Entries from a dataset:
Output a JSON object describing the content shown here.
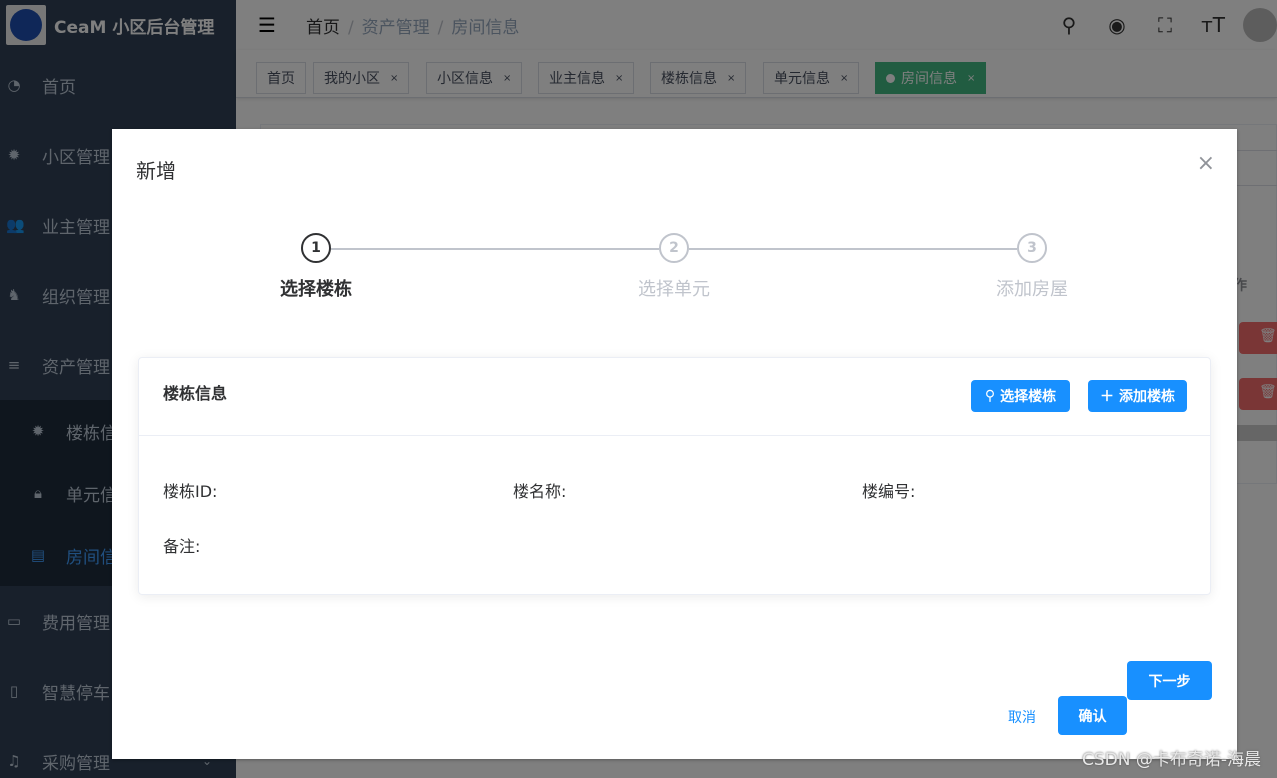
{
  "app": {
    "title": "CeaM 小区后台管理"
  },
  "sidebar": {
    "items": [
      {
        "label": "首页",
        "icon": "dashboard-icon"
      },
      {
        "label": "小区管理",
        "icon": "gear-icon"
      },
      {
        "label": "业主管理",
        "icon": "users-icon"
      },
      {
        "label": "组织管理",
        "icon": "organization-icon"
      },
      {
        "label": "资产管理",
        "icon": "list-icon"
      }
    ],
    "sub": [
      {
        "label": "楼栋信息",
        "icon": "gear-icon"
      },
      {
        "label": "单元信息",
        "icon": "lock-icon"
      },
      {
        "label": "房间信息",
        "icon": "document-icon"
      }
    ],
    "more": [
      {
        "label": "费用管理",
        "icon": "monitor-icon"
      },
      {
        "label": "智慧停车",
        "icon": "parking-icon"
      },
      {
        "label": "采购管理",
        "icon": "bell-icon"
      }
    ]
  },
  "breadcrumb": [
    "首页",
    "资产管理",
    "房间信息"
  ],
  "tags": [
    {
      "label": "首页"
    },
    {
      "label": "我的小区"
    },
    {
      "label": "小区信息"
    },
    {
      "label": "业主信息"
    },
    {
      "label": "楼栋信息"
    },
    {
      "label": "单元信息"
    },
    {
      "label": "房间信息"
    }
  ],
  "tag_close": "×",
  "table": {
    "col_partial": "作"
  },
  "modal": {
    "title": "新增",
    "close": "×",
    "steps": [
      {
        "num": "1",
        "label": "选择楼栋"
      },
      {
        "num": "2",
        "label": "选择单元"
      },
      {
        "num": "3",
        "label": "添加房屋"
      }
    ],
    "card": {
      "title": "楼栋信息",
      "select_btn": "选择楼栋",
      "add_btn": "添加楼栋",
      "fields": {
        "id": "楼栋ID:",
        "name": "楼名称:",
        "code": "楼编号:",
        "remark": "备注:"
      }
    },
    "next": "下一步",
    "cancel": "取消",
    "confirm": "确认"
  },
  "watermark": "CSDN @卡布奇诺-海晨"
}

Task prompt:
Report back each line of the entries that holds the string "title".

Full solution:
    "title": "CeaM 小区后台管理"
    "title": "新增",
      "title": "楼栋信息",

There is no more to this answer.